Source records
** Start **

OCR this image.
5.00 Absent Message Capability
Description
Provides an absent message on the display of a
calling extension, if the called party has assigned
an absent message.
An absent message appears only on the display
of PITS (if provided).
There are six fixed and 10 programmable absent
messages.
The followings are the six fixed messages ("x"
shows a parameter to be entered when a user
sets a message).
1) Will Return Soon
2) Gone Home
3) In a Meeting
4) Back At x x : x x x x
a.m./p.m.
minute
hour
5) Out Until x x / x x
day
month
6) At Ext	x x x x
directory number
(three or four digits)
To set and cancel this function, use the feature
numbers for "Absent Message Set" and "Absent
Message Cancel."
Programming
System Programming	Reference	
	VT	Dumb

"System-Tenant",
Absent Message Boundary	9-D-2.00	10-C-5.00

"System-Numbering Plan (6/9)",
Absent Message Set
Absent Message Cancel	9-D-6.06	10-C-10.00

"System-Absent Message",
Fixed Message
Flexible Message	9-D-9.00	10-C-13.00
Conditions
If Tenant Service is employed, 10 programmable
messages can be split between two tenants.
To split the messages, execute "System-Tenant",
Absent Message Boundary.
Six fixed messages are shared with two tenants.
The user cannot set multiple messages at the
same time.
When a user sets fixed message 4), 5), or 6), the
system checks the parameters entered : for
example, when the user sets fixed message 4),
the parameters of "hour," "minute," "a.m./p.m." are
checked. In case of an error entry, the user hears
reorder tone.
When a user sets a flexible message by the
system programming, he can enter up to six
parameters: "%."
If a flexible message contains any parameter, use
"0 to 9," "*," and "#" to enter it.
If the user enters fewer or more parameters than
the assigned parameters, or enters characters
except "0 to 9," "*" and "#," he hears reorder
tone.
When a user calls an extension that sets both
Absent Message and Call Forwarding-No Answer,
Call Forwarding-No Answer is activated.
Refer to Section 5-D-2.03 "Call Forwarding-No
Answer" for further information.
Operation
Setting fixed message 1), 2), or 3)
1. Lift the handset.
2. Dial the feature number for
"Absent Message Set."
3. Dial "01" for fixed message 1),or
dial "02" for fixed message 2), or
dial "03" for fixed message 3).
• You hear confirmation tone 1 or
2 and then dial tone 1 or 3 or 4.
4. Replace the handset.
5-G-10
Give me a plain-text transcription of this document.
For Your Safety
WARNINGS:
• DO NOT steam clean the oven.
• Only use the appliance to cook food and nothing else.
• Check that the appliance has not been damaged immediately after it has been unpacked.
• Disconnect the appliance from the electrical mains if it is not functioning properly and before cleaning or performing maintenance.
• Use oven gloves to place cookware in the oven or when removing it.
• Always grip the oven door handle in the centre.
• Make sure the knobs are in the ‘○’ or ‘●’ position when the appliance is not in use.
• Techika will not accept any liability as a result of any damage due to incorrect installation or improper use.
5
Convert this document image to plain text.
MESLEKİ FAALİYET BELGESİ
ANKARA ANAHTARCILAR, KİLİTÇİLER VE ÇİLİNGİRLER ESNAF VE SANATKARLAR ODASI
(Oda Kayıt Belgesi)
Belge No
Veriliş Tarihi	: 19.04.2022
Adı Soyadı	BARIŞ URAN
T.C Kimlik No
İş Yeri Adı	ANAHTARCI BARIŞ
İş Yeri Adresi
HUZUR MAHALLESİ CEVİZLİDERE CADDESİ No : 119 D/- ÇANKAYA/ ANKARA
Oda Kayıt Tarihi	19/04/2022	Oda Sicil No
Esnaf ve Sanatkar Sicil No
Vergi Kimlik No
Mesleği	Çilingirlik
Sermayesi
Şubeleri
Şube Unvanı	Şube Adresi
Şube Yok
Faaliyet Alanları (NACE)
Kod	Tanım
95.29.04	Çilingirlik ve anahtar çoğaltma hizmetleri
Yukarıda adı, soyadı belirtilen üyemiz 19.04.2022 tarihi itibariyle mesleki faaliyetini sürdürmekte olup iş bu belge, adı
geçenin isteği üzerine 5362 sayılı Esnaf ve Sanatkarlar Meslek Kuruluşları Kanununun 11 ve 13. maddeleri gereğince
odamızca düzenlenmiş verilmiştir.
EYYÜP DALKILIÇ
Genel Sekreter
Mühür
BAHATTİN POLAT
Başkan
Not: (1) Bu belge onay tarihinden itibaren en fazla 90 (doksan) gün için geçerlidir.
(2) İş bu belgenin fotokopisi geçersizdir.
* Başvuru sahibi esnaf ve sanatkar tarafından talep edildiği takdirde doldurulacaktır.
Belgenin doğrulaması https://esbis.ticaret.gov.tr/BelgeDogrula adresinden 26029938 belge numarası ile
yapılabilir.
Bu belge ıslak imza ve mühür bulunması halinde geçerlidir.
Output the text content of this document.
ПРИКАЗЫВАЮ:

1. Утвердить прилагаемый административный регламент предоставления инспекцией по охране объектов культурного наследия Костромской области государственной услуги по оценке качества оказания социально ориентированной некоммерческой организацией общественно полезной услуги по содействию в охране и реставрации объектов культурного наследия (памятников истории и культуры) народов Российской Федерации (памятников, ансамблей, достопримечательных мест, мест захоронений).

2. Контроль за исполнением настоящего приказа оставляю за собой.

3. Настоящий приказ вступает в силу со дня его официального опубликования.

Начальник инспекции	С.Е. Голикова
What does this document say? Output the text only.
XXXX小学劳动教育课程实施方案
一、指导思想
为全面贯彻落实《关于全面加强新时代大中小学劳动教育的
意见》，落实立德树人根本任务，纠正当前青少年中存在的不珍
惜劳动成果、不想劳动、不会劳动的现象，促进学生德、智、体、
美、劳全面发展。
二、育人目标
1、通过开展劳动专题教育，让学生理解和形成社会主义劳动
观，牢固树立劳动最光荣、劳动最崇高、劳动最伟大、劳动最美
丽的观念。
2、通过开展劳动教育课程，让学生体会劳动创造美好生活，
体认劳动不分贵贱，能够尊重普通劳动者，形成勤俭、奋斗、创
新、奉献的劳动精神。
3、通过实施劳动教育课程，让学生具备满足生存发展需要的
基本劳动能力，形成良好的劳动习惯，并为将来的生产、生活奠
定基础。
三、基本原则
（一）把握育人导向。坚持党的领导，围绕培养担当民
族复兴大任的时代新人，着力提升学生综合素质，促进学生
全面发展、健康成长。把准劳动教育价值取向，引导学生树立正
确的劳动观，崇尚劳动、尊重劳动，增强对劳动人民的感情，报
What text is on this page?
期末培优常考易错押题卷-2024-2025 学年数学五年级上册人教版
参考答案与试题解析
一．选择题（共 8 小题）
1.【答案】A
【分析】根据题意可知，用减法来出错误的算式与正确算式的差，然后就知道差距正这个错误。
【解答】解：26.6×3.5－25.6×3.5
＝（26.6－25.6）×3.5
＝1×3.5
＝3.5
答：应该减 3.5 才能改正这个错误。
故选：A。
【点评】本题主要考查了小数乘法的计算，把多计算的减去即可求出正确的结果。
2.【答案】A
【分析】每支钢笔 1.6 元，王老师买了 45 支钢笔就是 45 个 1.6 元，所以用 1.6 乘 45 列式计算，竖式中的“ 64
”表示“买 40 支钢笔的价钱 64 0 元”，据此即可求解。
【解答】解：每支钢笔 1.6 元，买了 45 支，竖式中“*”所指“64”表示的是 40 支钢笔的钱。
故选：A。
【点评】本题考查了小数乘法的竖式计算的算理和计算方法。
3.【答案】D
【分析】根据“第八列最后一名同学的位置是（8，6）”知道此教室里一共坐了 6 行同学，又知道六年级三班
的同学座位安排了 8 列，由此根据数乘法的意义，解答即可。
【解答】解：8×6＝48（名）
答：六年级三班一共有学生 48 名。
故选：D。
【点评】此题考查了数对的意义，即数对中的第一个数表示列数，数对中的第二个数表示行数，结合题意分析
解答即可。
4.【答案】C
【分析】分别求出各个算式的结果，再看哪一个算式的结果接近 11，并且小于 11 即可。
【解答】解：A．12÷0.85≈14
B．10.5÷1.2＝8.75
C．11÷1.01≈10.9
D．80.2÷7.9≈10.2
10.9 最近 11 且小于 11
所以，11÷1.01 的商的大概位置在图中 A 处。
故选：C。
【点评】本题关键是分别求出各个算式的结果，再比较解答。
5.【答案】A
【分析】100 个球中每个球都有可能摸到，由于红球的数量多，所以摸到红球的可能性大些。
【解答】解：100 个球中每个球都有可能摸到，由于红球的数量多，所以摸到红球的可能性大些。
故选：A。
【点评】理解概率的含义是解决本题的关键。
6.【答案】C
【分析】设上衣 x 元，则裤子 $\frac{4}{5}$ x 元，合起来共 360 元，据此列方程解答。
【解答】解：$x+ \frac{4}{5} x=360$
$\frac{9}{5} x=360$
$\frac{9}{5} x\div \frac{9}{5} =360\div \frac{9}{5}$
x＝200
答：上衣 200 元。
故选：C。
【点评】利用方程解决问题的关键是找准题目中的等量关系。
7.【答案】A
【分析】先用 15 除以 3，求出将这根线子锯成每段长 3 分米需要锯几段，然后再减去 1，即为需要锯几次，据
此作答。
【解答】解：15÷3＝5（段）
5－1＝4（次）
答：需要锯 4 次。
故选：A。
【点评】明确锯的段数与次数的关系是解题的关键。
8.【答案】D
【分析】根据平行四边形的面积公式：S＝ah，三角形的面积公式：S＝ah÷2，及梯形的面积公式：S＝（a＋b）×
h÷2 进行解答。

** End **

- **DIRECTIVE**
Return every line above in which the string "Output" occurs.

- **EXERCISE SOLUTION**
Output the text content of this document.
What does this document say? Output the text only.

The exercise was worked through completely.